[Data listing]
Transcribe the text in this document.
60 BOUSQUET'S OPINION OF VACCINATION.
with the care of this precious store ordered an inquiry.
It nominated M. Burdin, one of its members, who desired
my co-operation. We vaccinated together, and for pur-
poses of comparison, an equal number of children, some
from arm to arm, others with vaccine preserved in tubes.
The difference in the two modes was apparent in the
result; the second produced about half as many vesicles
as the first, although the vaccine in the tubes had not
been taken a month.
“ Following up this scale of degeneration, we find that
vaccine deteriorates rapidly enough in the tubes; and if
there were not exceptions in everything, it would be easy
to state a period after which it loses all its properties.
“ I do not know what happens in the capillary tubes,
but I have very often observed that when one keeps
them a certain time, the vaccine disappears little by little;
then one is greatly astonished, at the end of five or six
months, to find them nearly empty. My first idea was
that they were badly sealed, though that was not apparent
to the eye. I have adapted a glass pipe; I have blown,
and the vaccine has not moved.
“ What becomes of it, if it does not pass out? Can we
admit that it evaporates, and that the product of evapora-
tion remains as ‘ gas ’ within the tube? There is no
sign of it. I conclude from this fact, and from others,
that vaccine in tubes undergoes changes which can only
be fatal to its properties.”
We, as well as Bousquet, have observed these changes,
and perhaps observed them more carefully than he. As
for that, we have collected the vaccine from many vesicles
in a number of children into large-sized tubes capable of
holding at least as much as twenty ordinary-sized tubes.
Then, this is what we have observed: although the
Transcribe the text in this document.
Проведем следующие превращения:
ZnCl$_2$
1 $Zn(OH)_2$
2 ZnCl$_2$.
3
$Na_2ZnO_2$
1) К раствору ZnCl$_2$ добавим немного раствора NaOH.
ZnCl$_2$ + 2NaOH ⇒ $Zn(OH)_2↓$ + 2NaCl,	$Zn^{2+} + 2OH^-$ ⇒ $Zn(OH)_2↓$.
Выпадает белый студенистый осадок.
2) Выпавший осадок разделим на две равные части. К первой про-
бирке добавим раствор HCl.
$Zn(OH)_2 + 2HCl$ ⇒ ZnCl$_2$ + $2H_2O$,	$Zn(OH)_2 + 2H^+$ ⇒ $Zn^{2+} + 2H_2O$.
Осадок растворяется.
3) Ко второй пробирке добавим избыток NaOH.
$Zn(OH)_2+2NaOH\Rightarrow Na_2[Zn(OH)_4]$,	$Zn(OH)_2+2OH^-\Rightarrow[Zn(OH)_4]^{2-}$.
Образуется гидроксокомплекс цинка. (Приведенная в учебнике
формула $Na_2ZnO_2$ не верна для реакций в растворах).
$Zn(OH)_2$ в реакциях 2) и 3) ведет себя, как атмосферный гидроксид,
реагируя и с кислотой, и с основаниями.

Aim —
Determine the number of lines in the data that contain "although" as a word or string, and state only that number.

Exercise result —
2